_Problem statement_:
Find every line in the records below that holds the word "Ansbacher", and copy it out.

_Available data_:
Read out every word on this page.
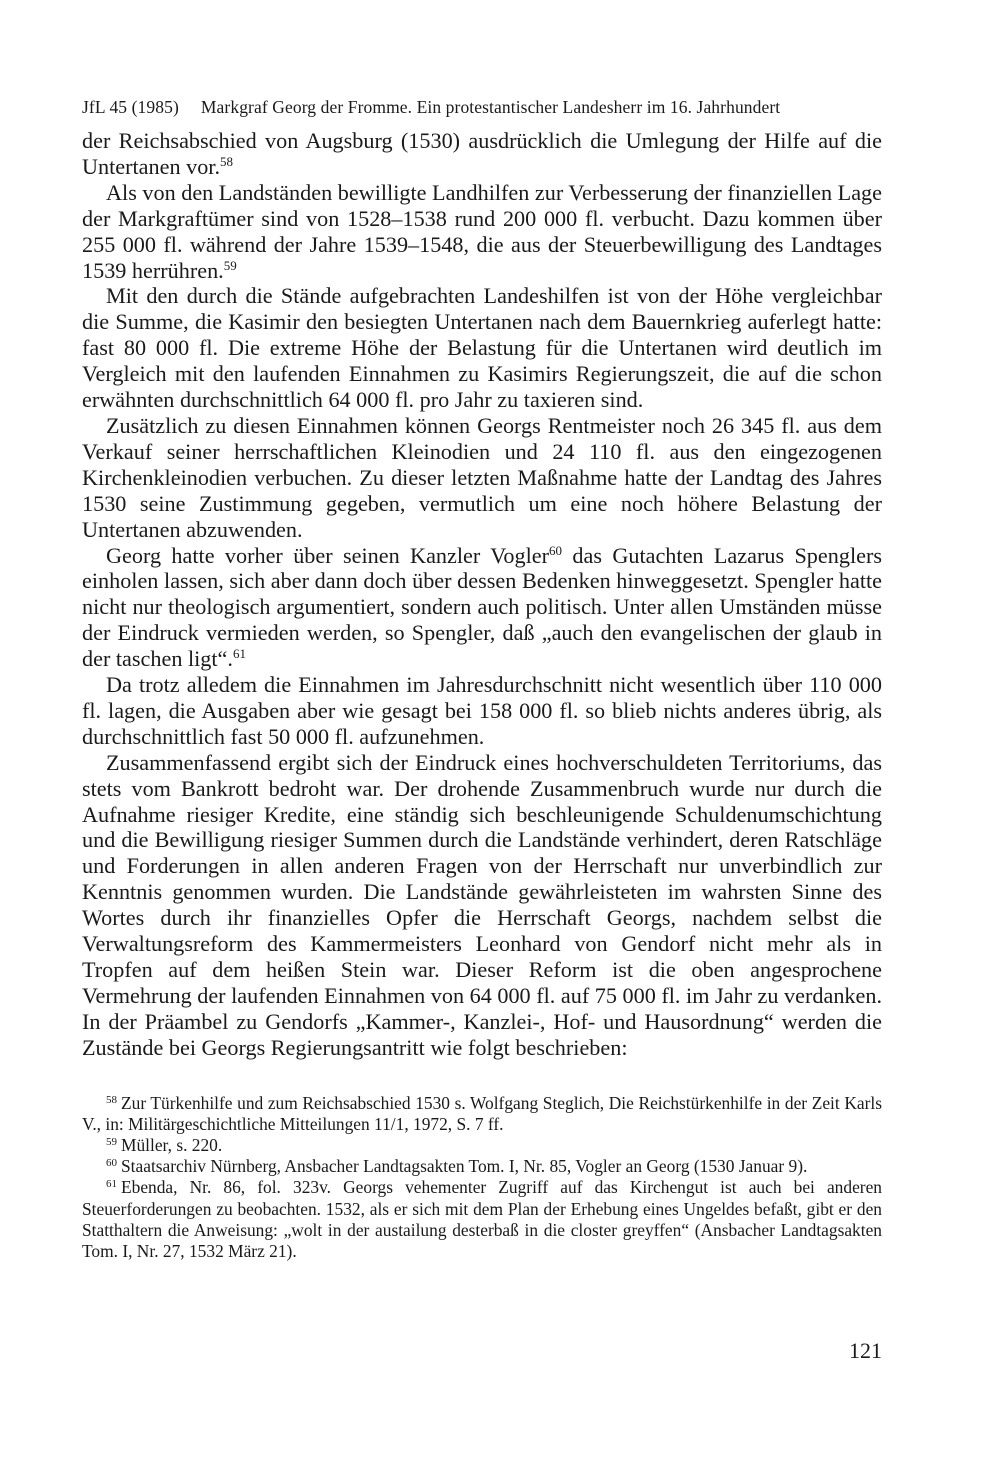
JfL 45 (1985) Markgraf Georg der Fromme. Ein protestantischer Landesherr im 16. Jahrhundert

der Reichsabschied von Augsburg (1530) ausdrücklich die Umlegung der Hilfe auf die Untertanen vor.$^{58}$

Als von den Landständen bewilligte Landhilfen zur Verbesserung der finanziellen Lage der Markgraftümer sind von 1528–1538 rund 200 000 fl. verbucht. Dazu kommen über 255 000 fl. während der Jahre 1539–1548, die aus der Steuerbewilligung des Landtages 1539 herrühren.$^{59}$

Mit den durch die Stände aufgebrachten Landeshilfen ist von der Höhe vergleichbar die Summe, die Kasimir den besiegten Untertanen nach dem Bauernkrieg auferlegt hatte: fast 80 000 fl. Die extreme Höhe der Belastung für die Untertanen wird deutlich im Vergleich mit den laufenden Einnahmen zu Kasimirs Regierungszeit, die auf die schon erwähnten durchschnittlich 64 000 fl. pro Jahr zu taxieren sind.

Zusätzlich zu diesen Einnahmen können Georgs Rentmeister noch 26 345 fl. aus dem Verkauf seiner herrschaftlichen Kleinodien und 24 110 fl. aus den eingezogenen Kirchenkleinodien verbuchen. Zu dieser letzten Maßnahme hatte der Landtag des Jahres 1530 seine Zustimmung gegeben, vermutlich um eine noch höhere Belastung der Untertanen abzuwenden.

Georg hatte vorher über seinen Kanzler Vogler$^{60}$ das Gutachten Lazarus Spenglers einholen lassen, sich aber dann doch über dessen Bedenken hinweggesetzt. Spengler hatte nicht nur theologisch argumentiert, sondern auch politisch. Unter allen Umständen müsse der Eindruck vermieden werden, so Spengler, daß „auch den evangelischen der glaub in der taschen ligt“.$^{61}$

Da trotz alledem die Einnahmen im Jahresdurchschnitt nicht wesentlich über 110 000 fl. lagen, die Ausgaben aber wie gesagt bei 158 000 fl. so blieb nichts anderes übrig, als durchschnittlich fast 50 000 fl. aufzunehmen.

Zusammenfassend ergibt sich der Eindruck eines hochverschuldeten Territoriums, das stets vom Bankrott bedroht war. Der drohende Zusammenbruch wurde nur durch die Aufnahme riesiger Kredite, eine ständig sich beschleunigende Schuldenumschichtung und die Bewilligung riesiger Summen durch die Landstände verhindert, deren Ratschläge und Forderungen in allen anderen Fragen von der Herrschaft nur unverbindlich zur Kenntnis genommen wurden. Die Landstände gewährleisteten im wahrsten Sinne des Wortes durch ihr finanzielles Opfer die Herrschaft Georgs, nachdem selbst die Verwaltungsreform des Kammermeisters Leonhard von Gendorf nicht mehr als in Tropfen auf dem heißen Stein war. Dieser Reform ist die oben angesprochene Vermehrung der laufenden Einnahmen von 64 000 fl. auf 75 000 fl. im Jahr zu verdanken. In der Präambel zu Gendorfs „Kammer-, Kanzlei-, Hof- und Hausordnung“ werden die Zustände bei Georgs Regierungsantritt wie folgt beschrieben:

$^{58}$ Zur Türkenhilfe und zum Reichsabschied 1530 s. Wolfgang Steglich, Die Reichstürkenhilfe in der Zeit Karls V., in: Militärgeschichtliche Mitteilungen 11/1, 1972, S. 7 ff.

$^{59}$ Müller, s. 220.

$^{60}$ Staatsarchiv Nürnberg, Ansbacher Landtagsakten Tom. I, Nr. 85, Vogler an Georg (1530 Januar 9).

$^{61}$ Ebenda, Nr. 86, fol. 323v. Georgs vehementer Zugriff auf das Kirchengut ist auch bei anderen Steuerforderungen zu beobachten. 1532, als er sich mit dem Plan der Erhebung eines Ungeldes befaßt, gibt er den Statthaltern die Anweisung: „wolt in der austailung desterbaß in die closter greyffen“ (Ansbacher Landtagsakten Tom. I, Nr. 27, 1532 März 21).

121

_Task output_:
$^{60}$ Staatsarchiv Nürnberg, Ansbacher Landtagsakten Tom. I, Nr. 85, Vogler an Georg (1530 Januar 9).
$^{61}$ Ebenda, Nr. 86, fol. 323v. Georgs vehementer Zugriff auf das Kirchengut ist auch bei anderen Steuerforderungen zu beobachten. 1532, als er sich mit dem Plan der Erhebung eines Ungeldes befaßt, gibt er den Statthaltern die Anweisung: „wolt in der austailung desterbaß in die closter greyffen“ (Ansbacher Landtagsakten Tom. I, Nr. 27, 1532 März 21).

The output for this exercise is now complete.